Copy the entries word for word, starting from the first line and ending with the line that contains "o3-x-tick-label: 29 [335,389,349,404]".

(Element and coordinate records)
···

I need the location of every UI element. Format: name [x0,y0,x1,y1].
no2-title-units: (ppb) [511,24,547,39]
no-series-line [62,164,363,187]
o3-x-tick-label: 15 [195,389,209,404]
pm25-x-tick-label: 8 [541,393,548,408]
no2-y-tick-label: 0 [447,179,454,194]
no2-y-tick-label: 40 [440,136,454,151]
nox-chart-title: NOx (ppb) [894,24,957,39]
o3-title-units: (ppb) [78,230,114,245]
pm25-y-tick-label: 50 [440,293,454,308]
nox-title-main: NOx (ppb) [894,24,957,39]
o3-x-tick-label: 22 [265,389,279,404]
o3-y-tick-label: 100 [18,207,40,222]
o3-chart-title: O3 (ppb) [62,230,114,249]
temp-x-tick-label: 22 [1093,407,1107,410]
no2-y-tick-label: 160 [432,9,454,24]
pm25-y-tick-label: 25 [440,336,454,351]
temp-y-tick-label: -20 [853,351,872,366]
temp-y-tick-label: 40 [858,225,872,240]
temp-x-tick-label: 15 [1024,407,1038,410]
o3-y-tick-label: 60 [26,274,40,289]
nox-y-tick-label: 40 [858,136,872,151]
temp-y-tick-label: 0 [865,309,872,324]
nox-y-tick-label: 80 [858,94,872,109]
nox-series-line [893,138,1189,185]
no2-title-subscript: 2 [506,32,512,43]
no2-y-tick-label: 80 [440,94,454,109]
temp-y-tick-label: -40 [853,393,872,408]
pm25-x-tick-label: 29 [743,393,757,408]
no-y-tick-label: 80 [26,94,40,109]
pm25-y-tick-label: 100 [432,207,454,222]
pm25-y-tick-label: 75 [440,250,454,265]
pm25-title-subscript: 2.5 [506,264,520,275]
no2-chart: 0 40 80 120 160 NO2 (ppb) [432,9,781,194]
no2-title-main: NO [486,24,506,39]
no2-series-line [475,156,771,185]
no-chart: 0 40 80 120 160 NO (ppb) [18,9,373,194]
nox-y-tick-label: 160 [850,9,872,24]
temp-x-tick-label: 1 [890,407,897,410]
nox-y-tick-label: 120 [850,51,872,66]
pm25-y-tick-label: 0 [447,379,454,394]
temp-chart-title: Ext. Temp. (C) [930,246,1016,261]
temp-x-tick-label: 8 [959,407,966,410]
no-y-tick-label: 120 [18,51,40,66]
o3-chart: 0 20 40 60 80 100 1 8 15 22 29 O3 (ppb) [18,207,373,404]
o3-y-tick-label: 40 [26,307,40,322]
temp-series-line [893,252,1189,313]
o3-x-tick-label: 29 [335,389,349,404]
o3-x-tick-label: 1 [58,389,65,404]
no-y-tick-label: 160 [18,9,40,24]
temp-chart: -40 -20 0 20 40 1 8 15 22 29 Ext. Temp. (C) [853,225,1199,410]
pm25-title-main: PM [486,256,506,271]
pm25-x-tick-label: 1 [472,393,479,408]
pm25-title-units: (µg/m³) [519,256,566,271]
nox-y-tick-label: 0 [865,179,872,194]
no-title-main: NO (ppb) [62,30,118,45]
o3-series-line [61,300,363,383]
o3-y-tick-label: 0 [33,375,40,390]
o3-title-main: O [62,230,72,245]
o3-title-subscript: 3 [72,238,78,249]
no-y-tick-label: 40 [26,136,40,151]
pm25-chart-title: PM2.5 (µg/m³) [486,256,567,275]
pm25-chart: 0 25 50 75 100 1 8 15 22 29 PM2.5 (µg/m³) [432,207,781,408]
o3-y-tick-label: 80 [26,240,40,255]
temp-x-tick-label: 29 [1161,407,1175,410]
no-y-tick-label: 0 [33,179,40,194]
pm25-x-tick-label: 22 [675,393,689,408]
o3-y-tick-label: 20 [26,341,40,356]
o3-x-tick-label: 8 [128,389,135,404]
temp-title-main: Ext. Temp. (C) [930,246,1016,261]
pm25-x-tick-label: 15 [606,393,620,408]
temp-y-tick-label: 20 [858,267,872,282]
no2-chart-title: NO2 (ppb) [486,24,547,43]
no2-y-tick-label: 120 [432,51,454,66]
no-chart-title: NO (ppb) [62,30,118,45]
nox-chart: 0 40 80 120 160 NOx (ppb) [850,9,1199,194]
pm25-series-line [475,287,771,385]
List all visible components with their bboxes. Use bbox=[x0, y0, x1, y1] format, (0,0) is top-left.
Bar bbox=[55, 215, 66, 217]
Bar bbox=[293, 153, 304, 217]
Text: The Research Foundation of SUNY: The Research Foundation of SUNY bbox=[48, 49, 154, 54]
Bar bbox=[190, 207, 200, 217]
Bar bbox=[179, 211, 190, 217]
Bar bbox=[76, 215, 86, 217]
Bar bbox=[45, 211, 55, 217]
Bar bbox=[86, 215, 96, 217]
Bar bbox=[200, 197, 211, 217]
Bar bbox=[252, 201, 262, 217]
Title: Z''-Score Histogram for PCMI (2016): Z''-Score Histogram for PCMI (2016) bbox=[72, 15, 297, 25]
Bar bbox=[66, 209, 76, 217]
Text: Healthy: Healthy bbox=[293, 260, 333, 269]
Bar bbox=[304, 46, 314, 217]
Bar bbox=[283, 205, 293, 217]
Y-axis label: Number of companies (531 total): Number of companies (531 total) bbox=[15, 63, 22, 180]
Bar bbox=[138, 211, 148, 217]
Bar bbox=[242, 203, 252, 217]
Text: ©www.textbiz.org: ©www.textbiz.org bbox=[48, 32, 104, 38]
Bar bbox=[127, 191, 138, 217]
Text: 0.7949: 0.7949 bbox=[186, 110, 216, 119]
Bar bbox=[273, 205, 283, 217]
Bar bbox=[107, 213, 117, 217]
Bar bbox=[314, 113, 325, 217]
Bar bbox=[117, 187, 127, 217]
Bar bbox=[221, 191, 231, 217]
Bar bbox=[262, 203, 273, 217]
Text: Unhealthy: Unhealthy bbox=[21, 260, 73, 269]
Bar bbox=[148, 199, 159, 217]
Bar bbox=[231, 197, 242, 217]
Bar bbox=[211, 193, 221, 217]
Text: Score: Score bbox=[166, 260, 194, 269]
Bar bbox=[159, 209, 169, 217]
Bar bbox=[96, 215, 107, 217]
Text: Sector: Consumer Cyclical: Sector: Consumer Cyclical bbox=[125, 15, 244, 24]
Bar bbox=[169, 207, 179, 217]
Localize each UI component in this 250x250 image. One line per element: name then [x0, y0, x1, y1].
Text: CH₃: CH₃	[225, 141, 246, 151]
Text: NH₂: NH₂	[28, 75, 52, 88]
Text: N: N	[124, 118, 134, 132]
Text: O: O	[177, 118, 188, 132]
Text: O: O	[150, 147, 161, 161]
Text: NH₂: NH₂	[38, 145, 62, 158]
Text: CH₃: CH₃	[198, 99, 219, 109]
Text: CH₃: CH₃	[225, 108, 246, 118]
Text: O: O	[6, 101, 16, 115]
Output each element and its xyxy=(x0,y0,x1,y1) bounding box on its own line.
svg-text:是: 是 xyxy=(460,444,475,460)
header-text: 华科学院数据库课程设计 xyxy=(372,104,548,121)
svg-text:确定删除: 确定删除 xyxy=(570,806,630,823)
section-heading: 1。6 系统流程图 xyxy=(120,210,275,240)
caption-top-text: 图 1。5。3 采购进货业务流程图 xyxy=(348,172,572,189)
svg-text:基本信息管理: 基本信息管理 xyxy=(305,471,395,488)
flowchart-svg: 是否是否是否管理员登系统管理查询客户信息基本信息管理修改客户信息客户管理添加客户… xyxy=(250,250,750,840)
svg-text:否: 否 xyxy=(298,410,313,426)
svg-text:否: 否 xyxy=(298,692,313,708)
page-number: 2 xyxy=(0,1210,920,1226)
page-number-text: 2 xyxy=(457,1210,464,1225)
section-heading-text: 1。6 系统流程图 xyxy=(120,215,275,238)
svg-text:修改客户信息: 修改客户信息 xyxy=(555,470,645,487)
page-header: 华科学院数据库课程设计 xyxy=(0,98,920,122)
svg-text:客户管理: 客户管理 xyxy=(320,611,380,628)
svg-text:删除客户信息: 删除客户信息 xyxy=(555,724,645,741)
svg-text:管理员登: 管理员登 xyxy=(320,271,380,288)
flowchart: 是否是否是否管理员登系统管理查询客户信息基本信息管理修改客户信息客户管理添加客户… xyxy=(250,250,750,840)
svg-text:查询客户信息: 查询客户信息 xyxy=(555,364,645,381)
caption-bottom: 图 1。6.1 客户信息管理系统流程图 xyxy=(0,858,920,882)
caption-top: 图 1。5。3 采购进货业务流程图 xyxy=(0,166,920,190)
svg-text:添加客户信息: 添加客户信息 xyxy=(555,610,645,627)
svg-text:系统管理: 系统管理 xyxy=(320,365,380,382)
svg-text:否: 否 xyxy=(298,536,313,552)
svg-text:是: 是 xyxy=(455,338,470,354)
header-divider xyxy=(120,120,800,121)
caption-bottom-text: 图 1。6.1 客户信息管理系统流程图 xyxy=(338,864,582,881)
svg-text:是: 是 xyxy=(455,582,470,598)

···

Solution to the problem.
I need the location of every UI element. Format: name [x0,y0,x1,y1].
no2-title-units: (ppb) [511,24,547,39]
no-series-line [62,164,363,187]
o3-x-tick-label: 15 [195,389,209,404]
pm25-x-tick-label: 8 [541,393,548,408]
no2-y-tick-label: 0 [447,179,454,194]
no2-y-tick-label: 40 [440,136,454,151]
nox-chart-title: NOx (ppb) [894,24,957,39]
o3-title-units: (ppb) [78,230,114,245]
pm25-y-tick-label: 50 [440,293,454,308]
nox-title-main: NOx (ppb) [894,24,957,39]
o3-x-tick-label: 22 [265,389,279,404]
o3-y-tick-label: 100 [18,207,40,222]
o3-chart-title: O3 (ppb) [62,230,114,249]
temp-x-tick-label: 22 [1093,407,1107,410]
no2-y-tick-label: 160 [432,9,454,24]
pm25-y-tick-label: 25 [440,336,454,351]
temp-y-tick-label: -20 [853,351,872,366]
temp-y-tick-label: 40 [858,225,872,240]
temp-x-tick-label: 15 [1024,407,1038,410]
o3-y-tick-label: 60 [26,274,40,289]
nox-y-tick-label: 40 [858,136,872,151]
temp-y-tick-label: 0 [865,309,872,324]
nox-y-tick-label: 80 [858,94,872,109]
nox-series-line [893,138,1189,185]
no2-title-subscript: 2 [506,32,512,43]
no2-y-tick-label: 80 [440,94,454,109]
temp-y-tick-label: -40 [853,393,872,408]
pm25-x-tick-label: 29 [743,393,757,408]
no-y-tick-label: 80 [26,94,40,109]
pm25-y-tick-label: 100 [432,207,454,222]
pm25-y-tick-label: 75 [440,250,454,265]
pm25-title-subscript: 2.5 [506,264,520,275]
no2-chart: 0 40 80 120 160 NO2 (ppb) [432,9,781,194]
no2-title-main: NO [486,24,506,39]
no2-series-line [475,156,771,185]
no-chart: 0 40 80 120 160 NO (ppb) [18,9,373,194]
nox-y-tick-label: 160 [850,9,872,24]
temp-x-tick-label: 1 [890,407,897,410]
nox-y-tick-label: 120 [850,51,872,66]
pm25-y-tick-label: 0 [447,379,454,394]
temp-chart-title: Ext. Temp. (C) [930,246,1016,261]
temp-x-tick-label: 8 [959,407,966,410]
no-y-tick-label: 120 [18,51,40,66]
o3-chart: 0 20 40 60 80 100 1 8 15 22 29 O3 (ppb) [18,207,373,404]
o3-y-tick-label: 40 [26,307,40,322]
temp-series-line [893,252,1189,313]
o3-x-tick-label: 29 [335,389,349,404]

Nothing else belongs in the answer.